__Work required__. For each line in the data below that holds "Kategori", return a copy.

__Task material__.
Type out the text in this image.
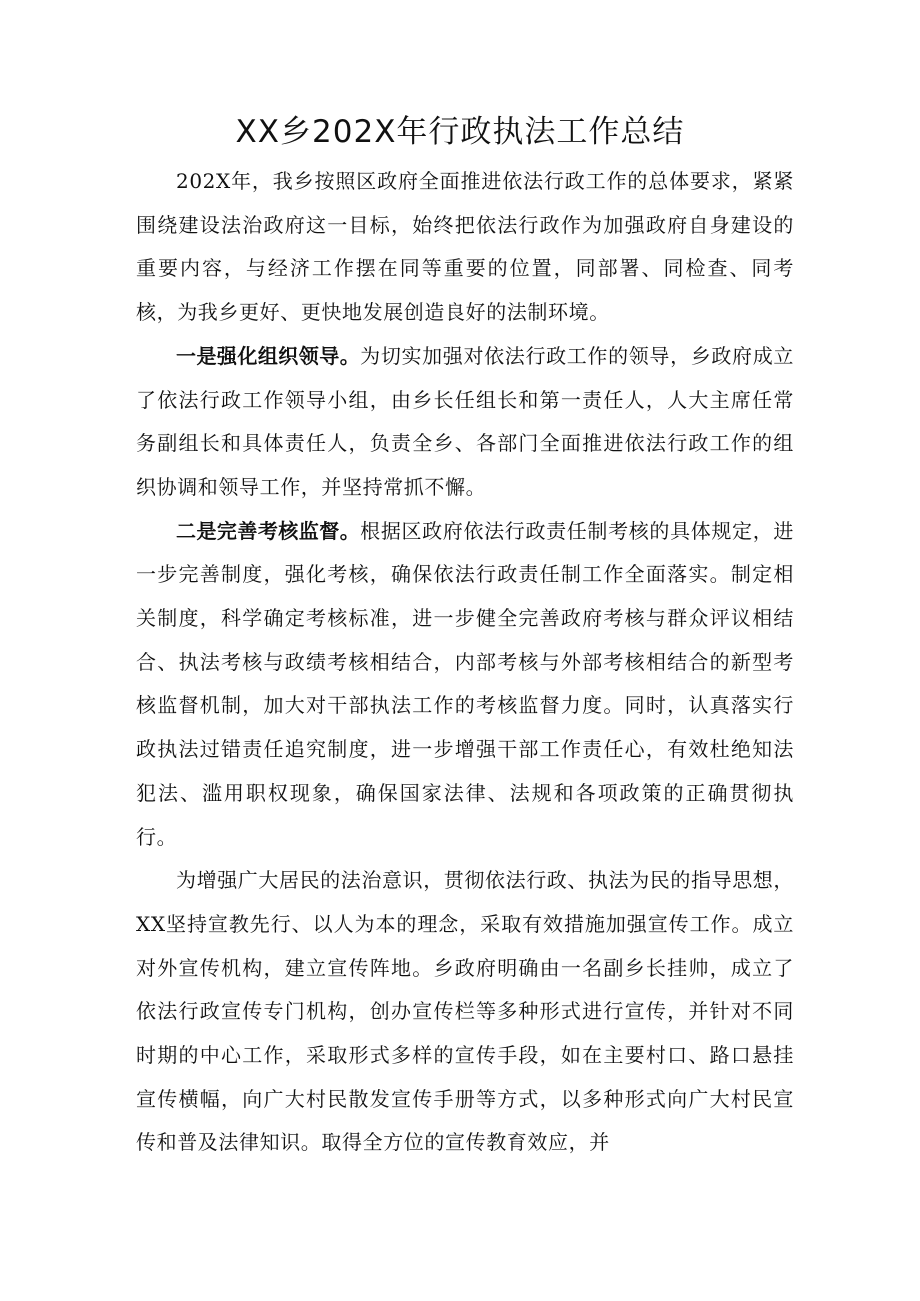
XX乡202X年行政执法工作总结

202X年，我乡按照区政府全面推进依法行政工作的总体要求，紧紧围绕建设法治政府这一目标，始终把依法行政作为加强政府自身建设的重要内容，与经济工作摆在同等重要的位置，同部署、同检查、同考核，为我乡更好、更快地发展创造良好的法制环境。

一是强化组织领导。为切实加强对依法行政工作的领导，乡政府成立了依法行政工作领导小组，由乡长任组长和第一责任人，人大主席任常务副组长和具体责任人，负责全乡、各部门全面推进依法行政工作的组织协调和领导工作，并坚持常抓不懈。

二是完善考核监督。根据区政府依法行政责任制考核的具体规定，进一步完善制度，强化考核，确保依法行政责任制工作全面落实。制定相关制度，科学确定考核标准，进一步健全完善政府考核与群众评议相结合、执法考核与政绩考核相结合，内部考核与外部考核相结合的新型考核监督机制，加大对干部执法工作的考核监督力度。同时，认真落实行政执法过错责任追究制度，进一步增强干部工作责任心，有效杜绝知法犯法、滥用职权现象，确保国家法律、法规和各项政策的正确贯彻执行。

为增强广大居民的法治意识，贯彻依法行政、执法为民的指导思想，XX坚持宣教先行、以人为本的理念，采取有效措施加强宣传工作。成立对外宣传机构，建立宣传阵地。乡政府明确由一名副乡长挂帅，成立了依法行政宣传专门机构，创办宣传栏等多种形式进行宣传，并针对不同时期的中心工作，采取形式多样的宣传手段，如在主要村口、路口悬挂宣传横幅，向广大村民散发宣传手册等方式，以多种形式向广大村民宣传和普及法律知识。取得全方位的宣传教育效应，并
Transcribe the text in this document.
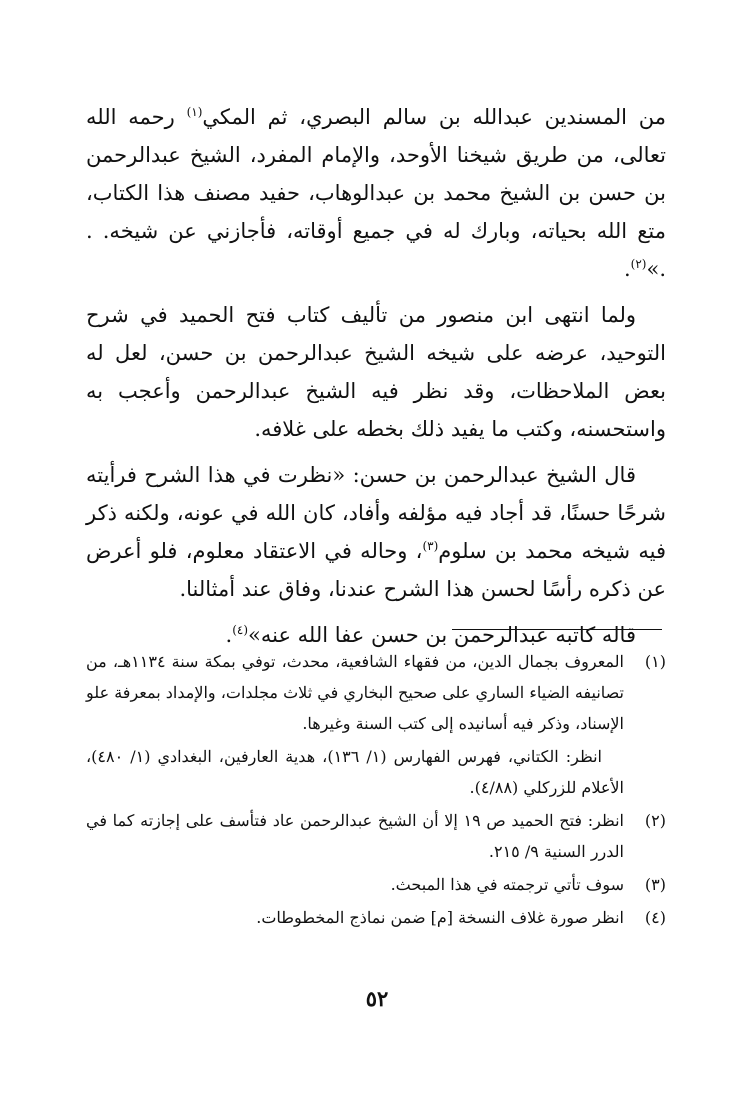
من المسندين عبدالله بن سالم البصري، ثم المكي$^{(١)}$ رحمه الله تعالى، من طريق شيخنا الأوحد، والإمام المفرد، الشيخ عبدالرحمن بن حسن بن الشيخ محمد بن عبدالوهاب، حفيد مصنف هذا الكتاب، متع الله بحياته، وبارك له في جميع أوقاته، فأجازني عن شيخه. . .»$^{(٢)}$.

ولما انتهى ابن منصور من تأليف كتاب فتح الحميد في شرح التوحيد، عرضه على شيخه الشيخ عبدالرحمن بن حسن، لعل له بعض الملاحظات، وقد نظر فيه الشيخ عبدالرحمن وأعجب به واستحسنه، وكتب ما يفيد ذلك بخطه على غلافه.

قال الشيخ عبدالرحمن بن حسن: «نظرت في هذا الشرح فرأيته شرحًا حسنًا، قد أجاد فيه مؤلفه وأفاد، كان الله في عونه، ولكنه ذكر فيه شيخه محمد بن سلوم$^{(٣)}$، وحاله في الاعتقاد معلوم، فلو أعرض عن ذكره رأسًا لحسن هذا الشرح عندنا، وفاق عند أمثالنا.

قاله كاتبه عبدالرحمن بن حسن عفا الله عنه»$^{(٤)}$.

(١)
المعروف بجمال الدين، من فقهاء الشافعية، محدث، توفي بمكة سنة ١١٣٤هـ، من تصانيفه الضياء الساري على صحيح البخاري في ثلاث مجلدات، والإمداد بمعرفة علو الإسناد، وذكر فيه أسانيده إلى كتب السنة وغيرها.
انظر: الكتاني، فهرس الفهارس (١/ ١٣٦)، هدية العارفين، البغدادي (١/ ٤٨٠)، الأعلام للزركلي (٤/٨٨).
(٢)
انظر: فتح الحميد ص ١٩ إلا أن الشيخ عبدالرحمن عاد فتأسف على إجازته كما في الدرر السنية ٩/ ٢١٥.
(٣)
سوف تأتي ترجمته في هذا المبحث.
(٤)
انظر صورة غلاف النسخة [م] ضمن نماذج المخطوطات.
٥٢
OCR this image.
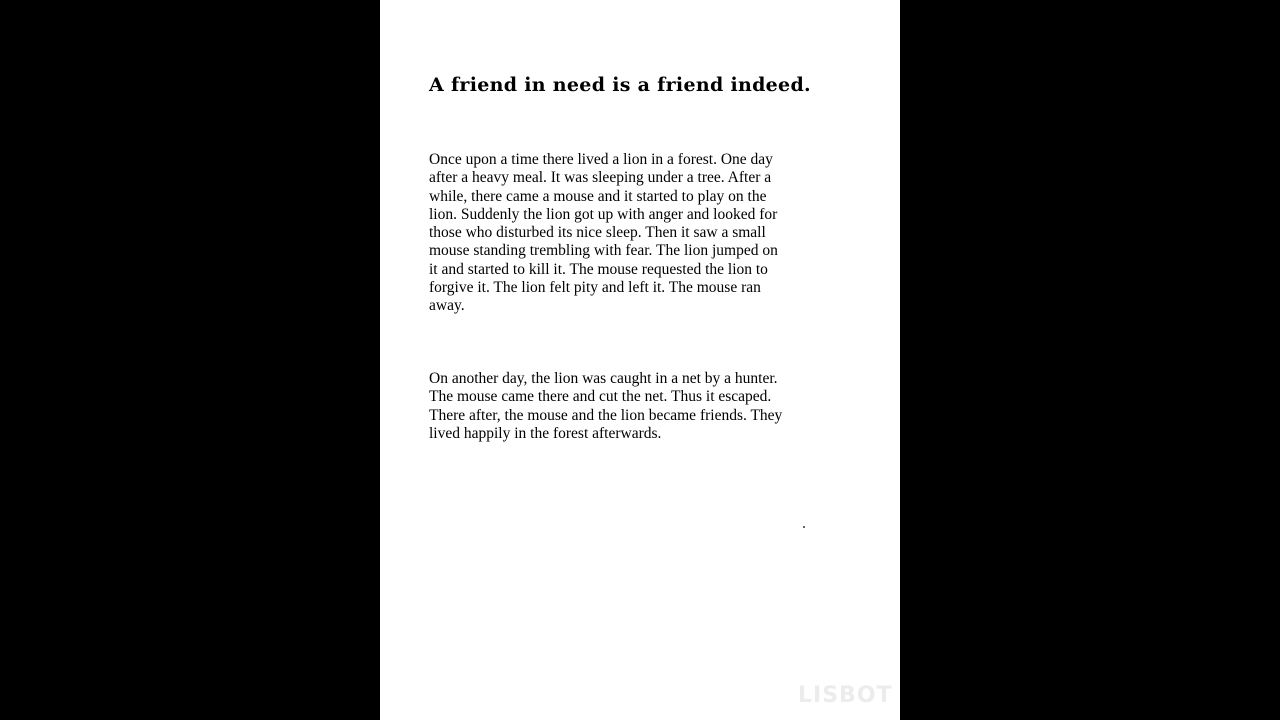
A friend in need is a friend indeed.
Once upon a time there lived a lion in a forest. One day
after a heavy meal. It was sleeping under a tree. After a
while, there came a mouse and it started to play on the
lion. Suddenly the lion got up with anger and looked for
those who disturbed its nice sleep. Then it saw a small
mouse standing trembling with fear. The lion jumped on
it and started to kill it. The mouse requested the lion to
forgive it. The lion felt pity and left it. The mouse ran
away.
On another day, the lion was caught in a net by a hunter.
The mouse came there and cut the net. Thus it escaped.
There after, the mouse and the lion became friends. They
lived happily in the forest afterwards.
LISBOT
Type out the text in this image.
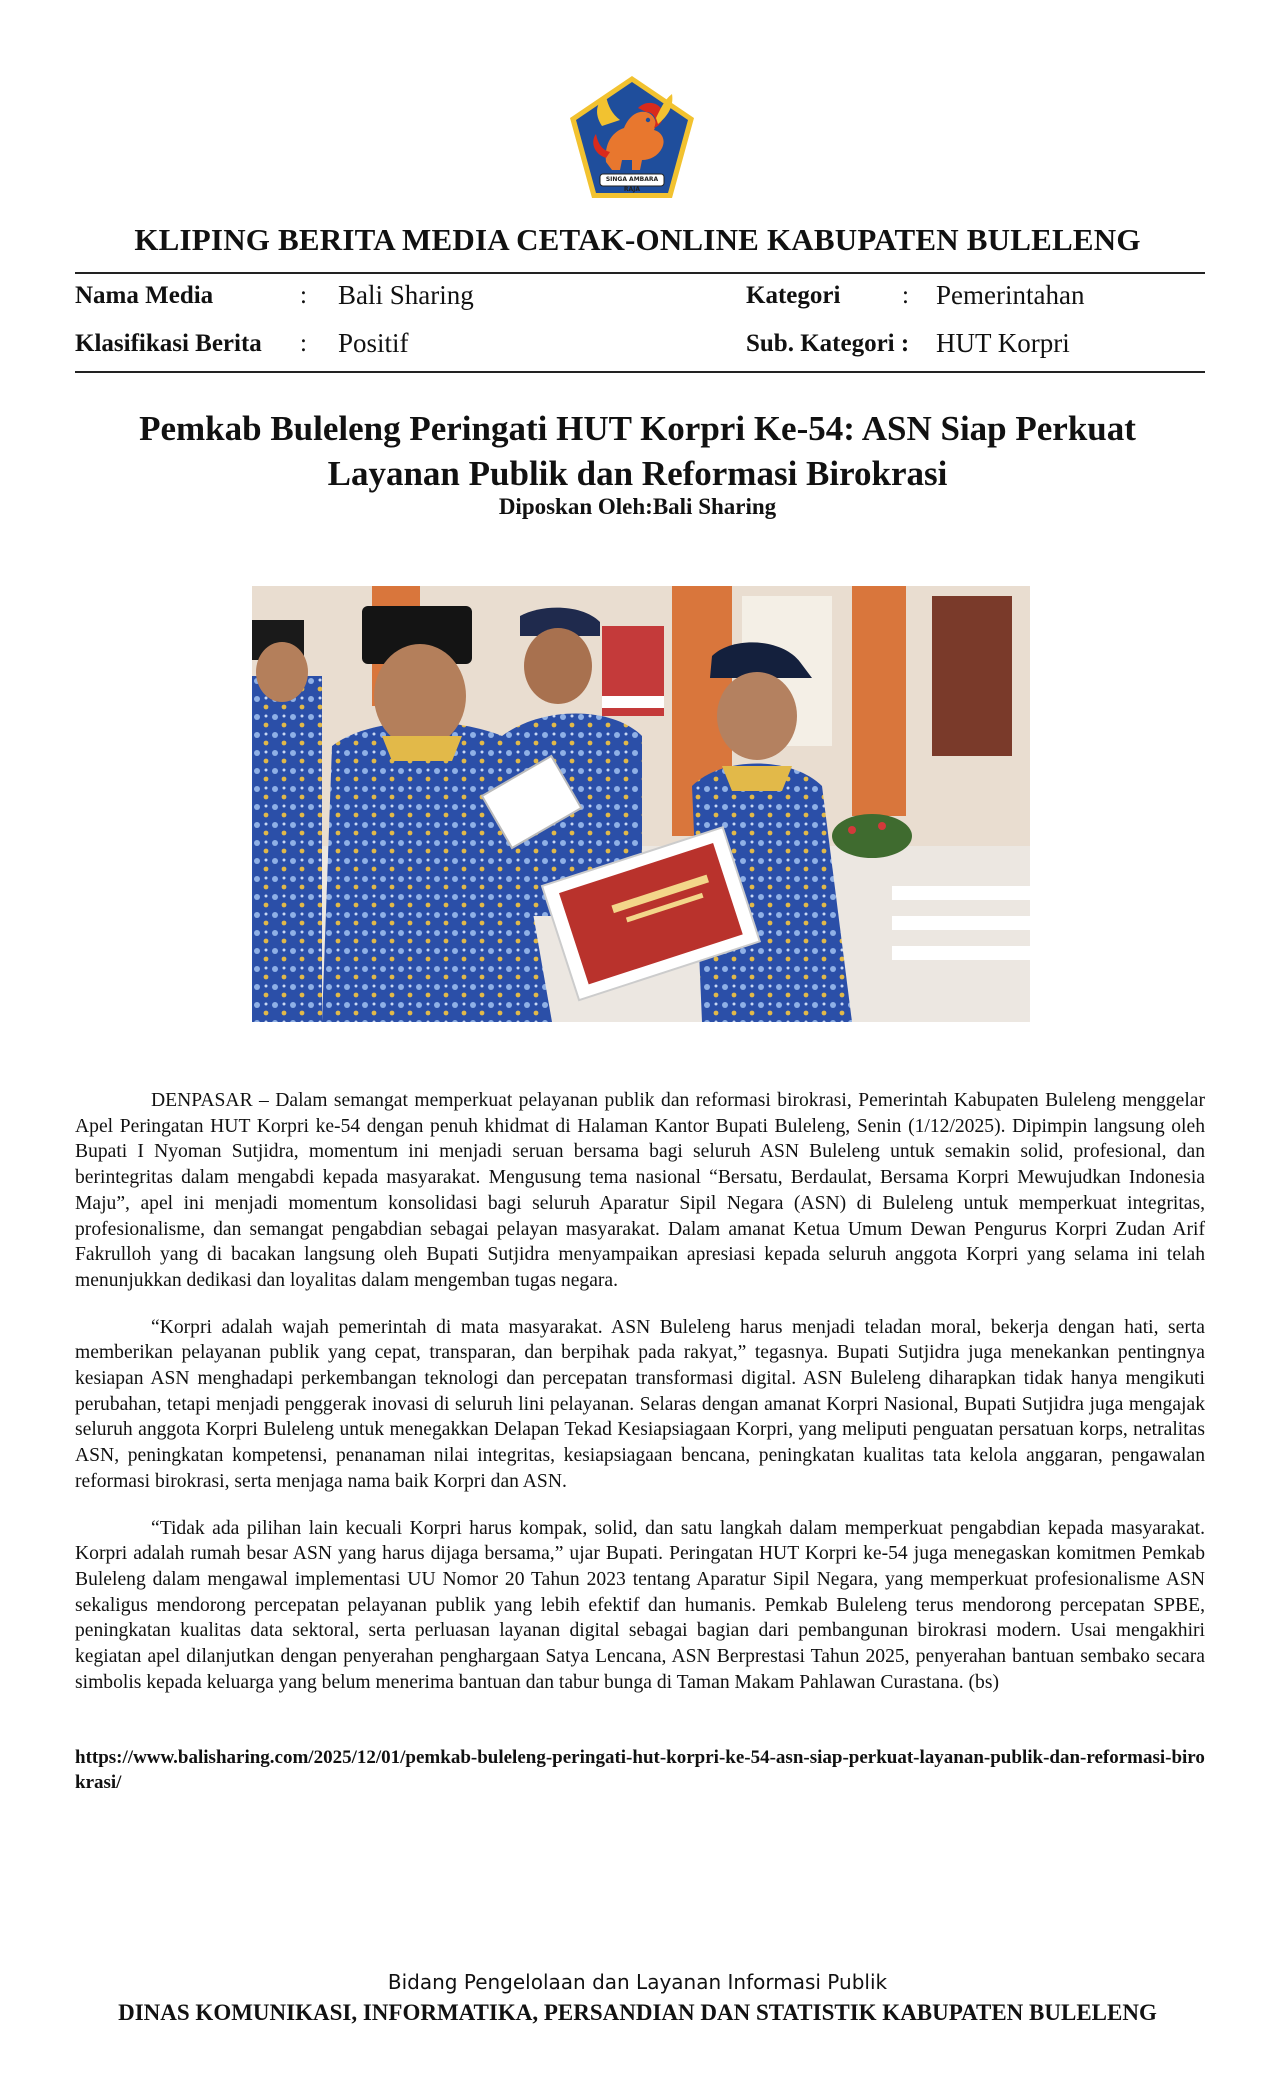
SINGA AMBARA RAJA
KLIPING BERITA MEDIA CETAK-ONLINE KABUPATEN BULELENG
Nama Media	: Bali Sharing	Kategori : Pemerintahan
Klasifikasi Berita : Positif	Sub. Kategori : HUT Korpri
Pemkab Buleleng Peringati HUT Korpri Ke-54: ASN Siap Perkuat Layanan Publik dan Reformasi Birokrasi
Diposkan Oleh:Bali Sharing

DENPASAR – Dalam semangat memperkuat pelayanan publik dan reformasi birokrasi, Pemerintah Kabupaten Buleleng menggelar Apel Peringatan HUT Korpri ke-54 dengan penuh khidmat di Halaman Kantor Bupati Buleleng, Senin (1/12/2025). Dipimpin langsung oleh Bupati I Nyoman Sutjidra, momentum ini menjadi seruan bersama bagi seluruh ASN Buleleng untuk semakin solid, profesional, dan berintegritas dalam mengabdi kepada masyarakat. Mengusung tema nasional “Bersatu, Berdaulat, Bersama Korpri Mewujudkan Indonesia Maju”, apel ini menjadi momentum konsolidasi bagi seluruh Aparatur Sipil Negara (ASN) di Buleleng untuk memperkuat integritas, profesionalisme, dan semangat pengabdian sebagai pelayan masyarakat. Dalam amanat Ketua Umum Dewan Pengurus Korpri Zudan Arif Fakrulloh yang di bacakan langsung oleh Bupati Sutjidra menyampaikan apresiasi kepada seluruh anggota Korpri yang selama ini telah menunjukkan dedikasi dan loyalitas dalam mengemban tugas negara.

“Korpri adalah wajah pemerintah di mata masyarakat. ASN Buleleng harus menjadi teladan moral, bekerja dengan hati, serta memberikan pelayanan publik yang cepat, transparan, dan berpihak pada rakyat,” tegasnya. Bupati Sutjidra juga menekankan pentingnya kesiapan ASN menghadapi perkembangan teknologi dan percepatan transformasi digital. ASN Buleleng diharapkan tidak hanya mengikuti perubahan, tetapi menjadi penggerak inovasi di seluruh lini pelayanan. Selaras dengan amanat Korpri Nasional, Bupati Sutjidra juga mengajak seluruh anggota Korpri Buleleng untuk menegakkan Delapan Tekad Kesiapsiagaan Korpri, yang meliputi penguatan persatuan korps, netralitas ASN, peningkatan kompetensi, penanaman nilai integritas, kesiapsiagaan bencana, peningkatan kualitas tata kelola anggaran, pengawalan reformasi birokrasi, serta menjaga nama baik Korpri dan ASN.

“Tidak ada pilihan lain kecuali Korpri harus kompak, solid, dan satu langkah dalam memperkuat pengabdian kepada masyarakat. Korpri adalah rumah besar ASN yang harus dijaga bersama,” ujar Bupati. Peringatan HUT Korpri ke-54 juga menegaskan komitmen Pemkab Buleleng dalam mengawal implementasi UU Nomor 20 Tahun 2023 tentang Aparatur Sipil Negara, yang memperkuat profesionalisme ASN sekaligus mendorong percepatan pelayanan publik yang lebih efektif dan humanis. Pemkab Buleleng terus mendorong percepatan SPBE, peningkatan kualitas data sektoral, serta perluasan layanan digital sebagai bagian dari pembangunan birokrasi modern. Usai mengakhiri kegiatan apel dilanjutkan dengan penyerahan penghargaan Satya Lencana, ASN Berprestasi Tahun 2025, penyerahan bantuan sembako secara simbolis kepada keluarga yang belum menerima bantuan dan tabur bunga di Taman Makam Pahlawan Curastana. (bs)

https://www.balisharing.com/2025/12/01/pemkab-buleleng-peringati-hut-korpri-ke-54-asn-siap-perkuat-layanan-publik-dan-reformasi-birokrasi/
Bidang Pengelolaan dan Layanan Informasi Publik
DINAS KOMUNIKASI, INFORMATIKA, PERSANDIAN DAN STATISTIK KABUPATEN BULELENG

__Result of the task__.
Nama Media	: Bali Sharing	Kategori : Pemerintahan
Klasifikasi Berita : Positif	Sub. Kategori : HUT Korpri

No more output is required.